### Given exercise
Output the lines of the entries below beginning at the one with "What's the underlying" and ending with the last, exactly as written and without pictures.

⟨

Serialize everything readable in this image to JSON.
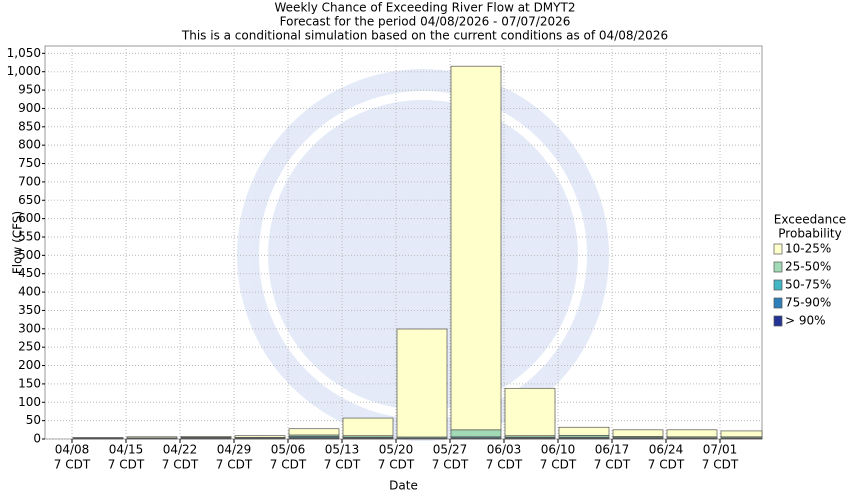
{
  "chart_data": {
    "type": "stacked-bar",
    "title": [
      "Weekly Chance of Exceeding River Flow at DMYT2",
      "Forecast for the period 04/08/2026 - 07/07/2026",
      "This is a conditional simulation based on the current conditions as of 04/08/2026"
    ],
    "x_label": "Date",
    "y_label": "Flow (CFS)",
    "categories": [
      "04/08",
      "04/15",
      "04/22",
      "04/29",
      "05/06",
      "05/13",
      "05/20",
      "05/27",
      "06/03",
      "06/10",
      "06/17",
      "06/24",
      "07/01"
    ],
    "tick_sublabel": "7 CDT",
    "legend_title": [
      "Exceedance",
      "Probability"
    ],
    "series": [
      {
        "name": "10-25%",
        "color": "#ffffcc",
        "values": [
          1,
          3,
          2.5,
          4.5,
          17,
          48,
          294,
          990,
          129,
          22,
          18,
          19,
          16
        ]
      },
      {
        "name": "25-50%",
        "color": "#a1dab4",
        "values": [
          1,
          1,
          2,
          2,
          4,
          4,
          3,
          19,
          4,
          5,
          3,
          3,
          3
        ]
      },
      {
        "name": "50-75%",
        "color": "#41b6c4",
        "values": [
          0.5,
          0.5,
          1,
          1,
          3,
          2,
          1,
          3,
          2,
          2,
          1,
          1,
          1
        ]
      },
      {
        "name": "75-90%",
        "color": "#2c7fb8",
        "values": [
          0.5,
          0.5,
          0.5,
          0.5,
          2,
          1,
          0.5,
          1,
          1,
          1,
          1,
          1,
          1
        ]
      },
      {
        "name": "> 90%",
        "color": "#253494",
        "values": [
          1,
          1,
          1,
          1,
          2,
          2,
          1,
          2,
          2,
          2,
          2,
          1,
          1
        ]
      }
    ],
    "ylim": [
      0,
      1070
    ],
    "yticks": [
      0,
      50,
      100,
      150,
      200,
      250,
      300,
      350,
      400,
      450,
      500,
      550,
      600,
      650,
      700,
      750,
      800,
      850,
      900,
      950,
      {
        "value": 1000,
        "label": "1,000"
      },
      {
        "value": 1050,
        "label": "1,050"
      }
    ],
    "grid": true
  }
}
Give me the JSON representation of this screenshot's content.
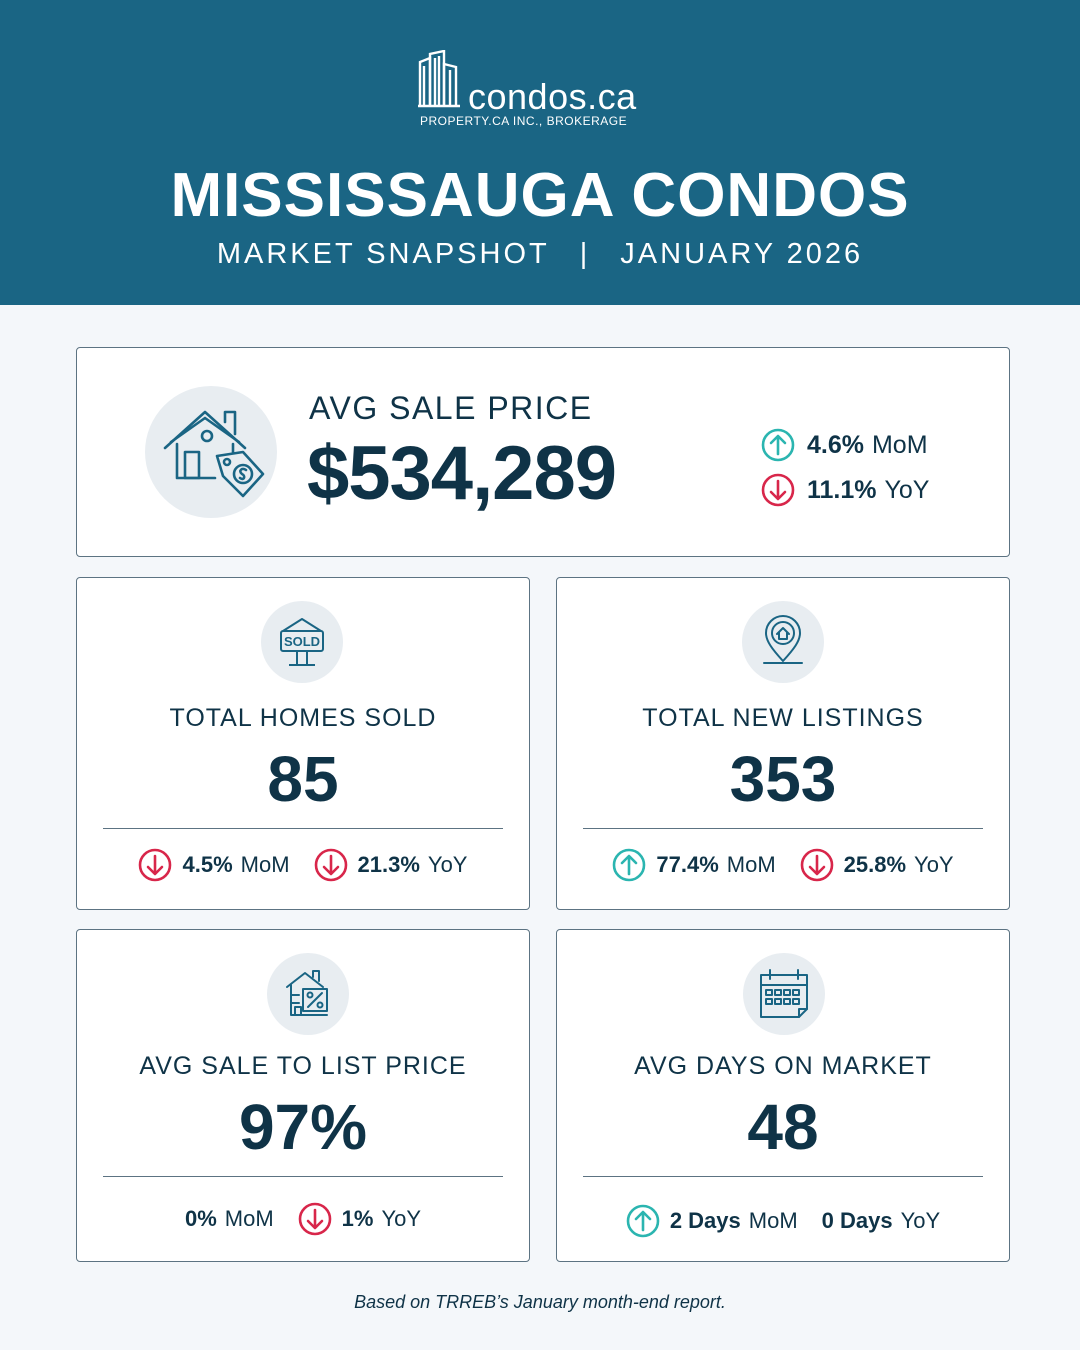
{
  "brand": {
    "logo_name": "condos.ca",
    "logo_subtitle": "PROPERTY.CA INC., BROKERAGE",
    "logo_icon": "buildings-icon"
  },
  "header": {
    "title": "MISSISSAUGA CONDOS",
    "subtitle_left": "MARKET SNAPSHOT",
    "subtitle_separator": "|",
    "subtitle_right": "JANUARY 2026"
  },
  "colors": {
    "header_bg": "#1a6584",
    "text_dark": "#0f3347",
    "up_arrow": "#2bb5b0",
    "down_arrow": "#d8264a"
  },
  "stats": {
    "avg_sale_price": {
      "icon": "house-price-tag-icon",
      "label": "AVG SALE PRICE",
      "value": "$534,289",
      "mom": {
        "direction": "up",
        "value": "4.6%",
        "unit": "MoM"
      },
      "yoy": {
        "direction": "down",
        "value": "11.1%",
        "unit": "YoY"
      }
    },
    "total_homes_sold": {
      "icon": "sold-sign-icon",
      "label": "TOTAL HOMES SOLD",
      "value": "85",
      "mom": {
        "direction": "down",
        "value": "4.5%",
        "unit": "MoM"
      },
      "yoy": {
        "direction": "down",
        "value": "21.3%",
        "unit": "YoY"
      }
    },
    "total_new_listings": {
      "icon": "location-pin-house-icon",
      "label": "TOTAL NEW LISTINGS",
      "value": "353",
      "mom": {
        "direction": "up",
        "value": "77.4%",
        "unit": "MoM"
      },
      "yoy": {
        "direction": "down",
        "value": "25.8%",
        "unit": "YoY"
      }
    },
    "avg_sale_to_list": {
      "icon": "house-percent-icon",
      "label": "AVG SALE TO LIST PRICE",
      "value": "97%",
      "mom": {
        "direction": "none",
        "value": "0%",
        "unit": "MoM"
      },
      "yoy": {
        "direction": "down",
        "value": "1%",
        "unit": "YoY"
      }
    },
    "avg_days_on_market": {
      "icon": "calendar-icon",
      "label": "AVG DAYS ON MARKET",
      "value": "48",
      "mom": {
        "direction": "up",
        "value": "2 Days",
        "unit": "MoM"
      },
      "yoy": {
        "direction": "none",
        "value": "0 Days",
        "unit": "YoY"
      }
    }
  },
  "footnote": "Based on TRREB’s January month-end report."
}
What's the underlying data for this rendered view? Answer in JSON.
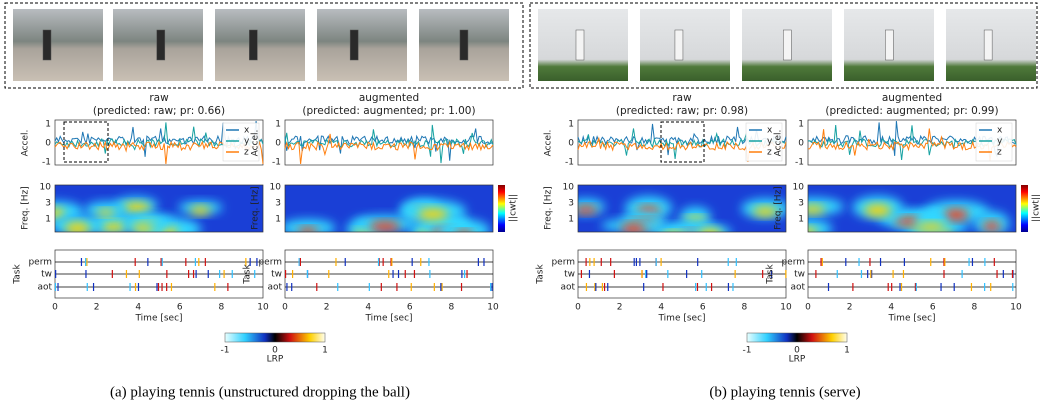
{
  "panels": [
    {
      "caption": "(a) playing tennis (unstructured dropping the ball)",
      "plots": [
        {
          "title": "raw",
          "subtitle": "(predicted: raw; pr: 0.66)",
          "legend": true
        },
        {
          "title": "augmented",
          "subtitle": "(predicted: augmented; pr: 1.00)",
          "legend": false
        }
      ]
    },
    {
      "caption": "(b) playing tennis (serve)",
      "plots": [
        {
          "title": "raw",
          "subtitle": "(predicted: raw; pr: 0.98)",
          "legend": true
        },
        {
          "title": "augmented",
          "subtitle": "(predicted: augmented; pr: 0.99)",
          "legend": true
        }
      ]
    }
  ],
  "axes": {
    "accel_label": "Accel.",
    "accel_ticks": [
      1,
      0,
      -1
    ],
    "freq_label": "Freq. [Hz]",
    "freq_ticks": [
      10,
      3,
      1
    ],
    "task_label": "Task",
    "task_rows": [
      "perm",
      "tw",
      "aot"
    ],
    "time_label": "Time [sec]",
    "time_ticks": [
      0,
      2,
      4,
      6,
      8,
      10
    ],
    "legend": [
      "x",
      "y",
      "z"
    ],
    "cwt_label": "||cwt||",
    "lrp_label": "LRP",
    "lrp_ticks": [
      -1,
      0,
      1
    ]
  }
}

⟩

### Output of the exercise
What's the underlying data for this rendered view? Answer in JSON.
{
  "panels": [
    {
      "caption": "(a) playing tennis (unstructured dropping the ball)",
      "plots": [
        {
          "title": "raw",
          "subtitle": "(predicted: raw; pr: 0.66)",
          "legend": true
        },
        {
          "title": "augmented",
          "subtitle": "(predicted: augmented; pr: 1.00)",
          "legend": false
        }
      ]
    },
    {
      "caption": "(b) playing tennis (serve)",
      "plots": [
        {
          "title": "raw",
          "subtitle": "(predicted: raw; pr: 0.98)",
          "legend": true
        },
        {
          "title": "augmented",
          "subtitle": "(predicted: augmented; pr: 0.99)",
          "legend": true
        }
      ]
    }
  ],
  "axes": {
    "accel_label": "Accel.",
    "accel_ticks": [
      1,
      0,
      -1
    ],
    "freq_label": "Freq. [Hz]",
    "freq_ticks": [
      10,
      3,
      1
    ],
    "task_label": "Task",
    "task_rows": [
      "perm",
      "tw",
      "aot"
    ],
    "time_label": "Time [sec]",
    "time_ticks": [
      0,
      2,
      4,
      6,
      8,
      10
    ],
    "legend": [
      "x",
      "y",
      "z"
    ],
    "cwt_label": "||cwt||",
    "lrp_label": "LRP",
    "lrp_ticks": [
      -1,
      0,
      1
    ]
  }
}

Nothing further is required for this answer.